[Directive]:
Return all of the data exactly as written, without the pictures.

--- START ---

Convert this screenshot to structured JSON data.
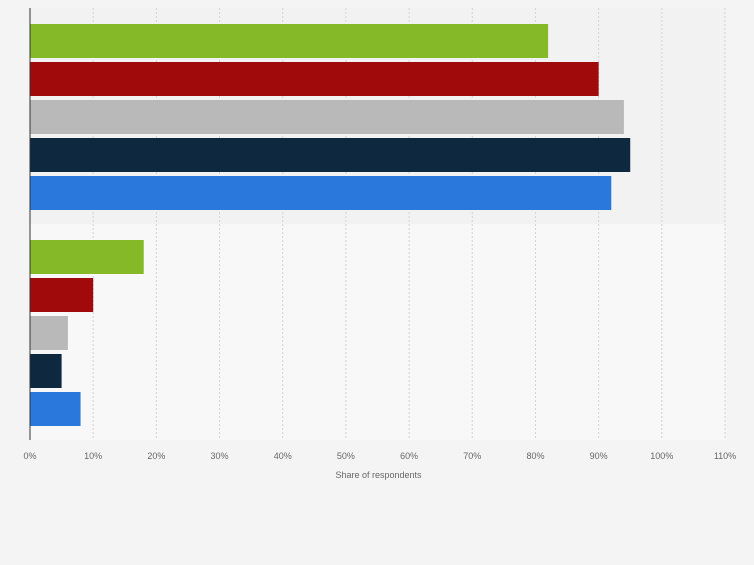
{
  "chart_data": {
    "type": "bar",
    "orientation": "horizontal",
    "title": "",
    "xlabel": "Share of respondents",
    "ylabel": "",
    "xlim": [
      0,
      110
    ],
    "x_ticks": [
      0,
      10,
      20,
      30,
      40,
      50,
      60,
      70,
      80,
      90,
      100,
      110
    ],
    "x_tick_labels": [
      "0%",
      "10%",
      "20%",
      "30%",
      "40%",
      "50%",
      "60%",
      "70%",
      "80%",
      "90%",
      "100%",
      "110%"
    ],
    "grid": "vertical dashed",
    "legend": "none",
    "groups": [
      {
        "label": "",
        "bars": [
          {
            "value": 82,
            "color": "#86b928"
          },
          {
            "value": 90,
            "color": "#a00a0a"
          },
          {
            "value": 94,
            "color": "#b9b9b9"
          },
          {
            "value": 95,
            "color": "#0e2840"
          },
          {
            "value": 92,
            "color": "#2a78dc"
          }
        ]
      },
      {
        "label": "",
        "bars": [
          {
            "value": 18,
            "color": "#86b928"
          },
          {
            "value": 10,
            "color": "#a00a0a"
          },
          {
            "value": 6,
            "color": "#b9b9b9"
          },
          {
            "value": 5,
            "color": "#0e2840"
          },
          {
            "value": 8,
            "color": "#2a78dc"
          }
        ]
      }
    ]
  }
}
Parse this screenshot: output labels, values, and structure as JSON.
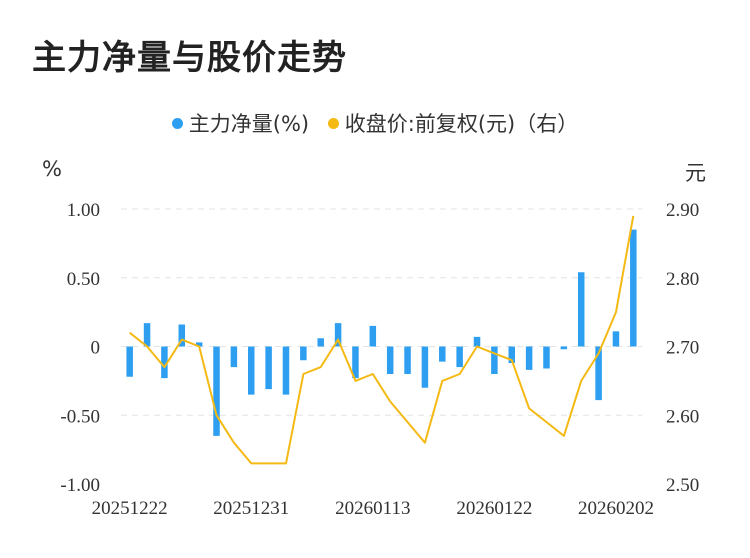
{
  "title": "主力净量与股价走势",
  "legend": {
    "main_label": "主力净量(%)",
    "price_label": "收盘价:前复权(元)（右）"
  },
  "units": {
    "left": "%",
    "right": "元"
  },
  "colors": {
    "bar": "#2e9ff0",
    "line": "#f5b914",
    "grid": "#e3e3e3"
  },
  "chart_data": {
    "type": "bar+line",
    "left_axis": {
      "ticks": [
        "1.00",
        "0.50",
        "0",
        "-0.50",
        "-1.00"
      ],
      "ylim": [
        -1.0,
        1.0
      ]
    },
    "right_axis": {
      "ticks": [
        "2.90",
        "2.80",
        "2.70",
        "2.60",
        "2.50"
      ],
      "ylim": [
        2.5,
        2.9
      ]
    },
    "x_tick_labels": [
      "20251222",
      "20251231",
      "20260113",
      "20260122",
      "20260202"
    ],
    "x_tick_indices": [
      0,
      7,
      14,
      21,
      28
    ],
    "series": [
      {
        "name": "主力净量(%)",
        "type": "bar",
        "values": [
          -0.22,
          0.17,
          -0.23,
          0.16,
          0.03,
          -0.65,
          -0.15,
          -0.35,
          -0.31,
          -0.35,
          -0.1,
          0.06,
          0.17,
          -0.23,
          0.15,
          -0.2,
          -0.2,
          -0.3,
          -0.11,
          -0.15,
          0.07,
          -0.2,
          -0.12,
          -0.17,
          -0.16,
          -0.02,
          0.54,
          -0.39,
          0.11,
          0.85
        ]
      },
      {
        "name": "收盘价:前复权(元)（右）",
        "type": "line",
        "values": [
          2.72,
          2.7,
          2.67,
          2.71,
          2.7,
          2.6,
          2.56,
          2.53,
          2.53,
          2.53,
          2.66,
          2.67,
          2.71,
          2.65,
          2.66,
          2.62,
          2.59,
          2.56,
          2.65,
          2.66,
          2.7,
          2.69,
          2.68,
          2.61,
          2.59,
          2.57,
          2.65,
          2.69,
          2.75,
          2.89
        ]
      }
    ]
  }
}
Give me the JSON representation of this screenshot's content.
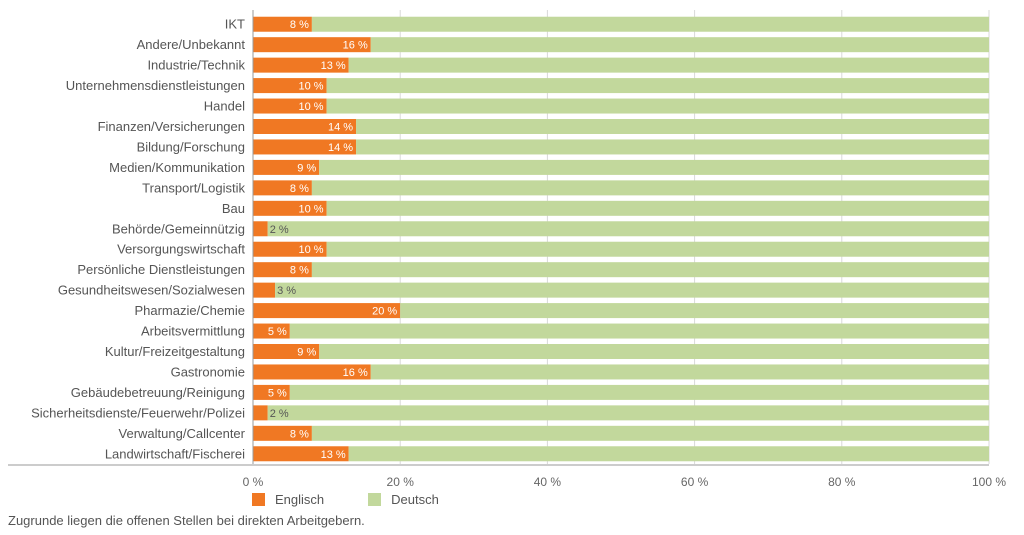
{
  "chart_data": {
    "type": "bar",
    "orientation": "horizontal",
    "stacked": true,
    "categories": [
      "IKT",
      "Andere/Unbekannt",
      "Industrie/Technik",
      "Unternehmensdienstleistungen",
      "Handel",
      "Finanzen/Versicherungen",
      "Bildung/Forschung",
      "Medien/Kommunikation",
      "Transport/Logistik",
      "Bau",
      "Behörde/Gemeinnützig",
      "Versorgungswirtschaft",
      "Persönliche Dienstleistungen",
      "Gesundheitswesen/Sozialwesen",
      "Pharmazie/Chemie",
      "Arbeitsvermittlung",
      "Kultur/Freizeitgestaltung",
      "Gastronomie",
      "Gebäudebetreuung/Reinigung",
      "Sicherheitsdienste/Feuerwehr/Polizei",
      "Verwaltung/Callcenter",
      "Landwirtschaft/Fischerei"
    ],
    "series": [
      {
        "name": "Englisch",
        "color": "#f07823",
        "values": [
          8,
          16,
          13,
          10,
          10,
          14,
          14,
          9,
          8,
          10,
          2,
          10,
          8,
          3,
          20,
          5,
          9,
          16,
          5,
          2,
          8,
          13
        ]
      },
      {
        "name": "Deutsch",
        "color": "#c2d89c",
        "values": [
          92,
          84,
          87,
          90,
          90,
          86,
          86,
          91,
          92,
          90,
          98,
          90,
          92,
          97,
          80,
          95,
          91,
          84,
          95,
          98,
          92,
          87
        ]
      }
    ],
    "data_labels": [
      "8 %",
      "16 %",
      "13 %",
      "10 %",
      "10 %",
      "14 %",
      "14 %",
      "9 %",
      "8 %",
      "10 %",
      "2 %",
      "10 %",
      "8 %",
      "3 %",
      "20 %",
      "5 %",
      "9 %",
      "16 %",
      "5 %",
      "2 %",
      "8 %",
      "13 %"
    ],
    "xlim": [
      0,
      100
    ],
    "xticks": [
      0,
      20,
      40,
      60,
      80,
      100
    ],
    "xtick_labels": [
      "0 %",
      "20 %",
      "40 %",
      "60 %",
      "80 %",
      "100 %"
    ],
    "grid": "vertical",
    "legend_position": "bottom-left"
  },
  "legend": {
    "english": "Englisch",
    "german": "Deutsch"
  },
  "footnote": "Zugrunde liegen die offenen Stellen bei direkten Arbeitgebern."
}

--- END ---

[Reply]:
Convert this screenshot to structured JSON data.
{
  "chart_data": {
    "type": "bar",
    "orientation": "horizontal",
    "title": "",
    "xlabel": "Share of respondents",
    "ylabel": "",
    "xlim": [
      0,
      110
    ],
    "x_ticks": [
      0,
      10,
      20,
      30,
      40,
      50,
      60,
      70,
      80,
      90,
      100,
      110
    ],
    "x_tick_labels": [
      "0%",
      "10%",
      "20%",
      "30%",
      "40%",
      "50%",
      "60%",
      "70%",
      "80%",
      "90%",
      "100%",
      "110%"
    ],
    "grid": "vertical dashed",
    "legend": "none",
    "groups": [
      {
        "label": "",
        "bars": [
          {
            "value": 82,
            "color": "#86b928"
          },
          {
            "value": 90,
            "color": "#a00a0a"
          },
          {
            "value": 94,
            "color": "#b9b9b9"
          },
          {
            "value": 95,
            "color": "#0e2840"
          },
          {
            "value": 92,
            "color": "#2a78dc"
          }
        ]
      },
      {
        "label": "",
        "bars": [
          {
            "value": 18,
            "color": "#86b928"
          },
          {
            "value": 10,
            "color": "#a00a0a"
          },
          {
            "value": 6,
            "color": "#b9b9b9"
          },
          {
            "value": 5,
            "color": "#0e2840"
          },
          {
            "value": 8,
            "color": "#2a78dc"
          }
        ]
      }
    ]
  }
}
Parse this screenshot: output labels, values, and structure as JSON.
{
  "title": "主力净量与股价走势",
  "legend": {
    "main_label": "主力净量(%)",
    "price_label": "收盘价:前复权(元)（右）"
  },
  "units": {
    "left": "%",
    "right": "元"
  },
  "colors": {
    "bar": "#2e9ff0",
    "line": "#f5b914",
    "grid": "#e3e3e3"
  },
  "chart_data": {
    "type": "bar+line",
    "left_axis": {
      "ticks": [
        "1.00",
        "0.50",
        "0",
        "-0.50",
        "-1.00"
      ],
      "ylim": [
        -1.0,
        1.0
      ]
    },
    "right_axis": {
      "ticks": [
        "2.90",
        "2.80",
        "2.70",
        "2.60",
        "2.50"
      ],
      "ylim": [
        2.5,
        2.9
      ]
    },
    "x_tick_labels": [
      "20251222",
      "20251231",
      "20260113",
      "20260122",
      "20260202"
    ],
    "x_tick_indices": [
      0,
      7,
      14,
      21,
      28
    ],
    "series": [
      {
        "name": "主力净量(%)",
        "type": "bar",
        "values": [
          -0.22,
          0.17,
          -0.23,
          0.16,
          0.03,
          -0.65,
          -0.15,
          -0.35,
          -0.31,
          -0.35,
          -0.1,
          0.06,
          0.17,
          -0.23,
          0.15,
          -0.2,
          -0.2,
          -0.3,
          -0.11,
          -0.15,
          0.07,
          -0.2,
          -0.12,
          -0.17,
          -0.16,
          -0.02,
          0.54,
          -0.39,
          0.11,
          0.85
        ]
      },
      {
        "name": "收盘价:前复权(元)（右）",
        "type": "line",
        "values": [
          2.72,
          2.7,
          2.67,
          2.71,
          2.7,
          2.6,
          2.56,
          2.53,
          2.53,
          2.53,
          2.66,
          2.67,
          2.71,
          2.65,
          2.66,
          2.62,
          2.59,
          2.56,
          2.65,
          2.66,
          2.7,
          2.69,
          2.68,
          2.61,
          2.59,
          2.57,
          2.65,
          2.69,
          2.75,
          2.89
        ]
      }
    ]
  }
}
Give me the JSON representation of this screenshot's content.
{
  "chart_data": {
    "type": "bar",
    "orientation": "horizontal",
    "stacked": true,
    "categories": [
      "IKT",
      "Andere/Unbekannt",
      "Industrie/Technik",
      "Unternehmensdienstleistungen",
      "Handel",
      "Finanzen/Versicherungen",
      "Bildung/Forschung",
      "Medien/Kommunikation",
      "Transport/Logistik",
      "Bau",
      "Behörde/Gemeinnützig",
      "Versorgungswirtschaft",
      "Persönliche Dienstleistungen",
      "Gesundheitswesen/Sozialwesen",
      "Pharmazie/Chemie",
      "Arbeitsvermittlung",
      "Kultur/Freizeitgestaltung",
      "Gastronomie",
      "Gebäudebetreuung/Reinigung",
      "Sicherheitsdienste/Feuerwehr/Polizei",
      "Verwaltung/Callcenter",
      "Landwirtschaft/Fischerei"
    ],
    "series": [
      {
        "name": "Englisch",
        "color": "#f07823",
        "values": [
          8,
          16,
          13,
          10,
          10,
          14,
          14,
          9,
          8,
          10,
          2,
          10,
          8,
          3,
          20,
          5,
          9,
          16,
          5,
          2,
          8,
          13
        ]
      },
      {
        "name": "Deutsch",
        "color": "#c2d89c",
        "values": [
          92,
          84,
          87,
          90,
          90,
          86,
          86,
          91,
          92,
          90,
          98,
          90,
          92,
          97,
          80,
          95,
          91,
          84,
          95,
          98,
          92,
          87
        ]
      }
    ],
    "data_labels": [
      "8 %",
      "16 %",
      "13 %",
      "10 %",
      "10 %",
      "14 %",
      "14 %",
      "9 %",
      "8 %",
      "10 %",
      "2 %",
      "10 %",
      "8 %",
      "3 %",
      "20 %",
      "5 %",
      "9 %",
      "16 %",
      "5 %",
      "2 %",
      "8 %",
      "13 %"
    ],
    "xlim": [
      0,
      100
    ],
    "xticks": [
      0,
      20,
      40,
      60,
      80,
      100
    ],
    "xtick_labels": [
      "0 %",
      "20 %",
      "40 %",
      "60 %",
      "80 %",
      "100 %"
    ],
    "grid": "vertical",
    "legend_position": "bottom-left"
  },
  "legend": {
    "english": "Englisch",
    "german": "Deutsch"
  },
  "footnote": "Zugrunde liegen die offenen Stellen bei direkten Arbeitgebern."
}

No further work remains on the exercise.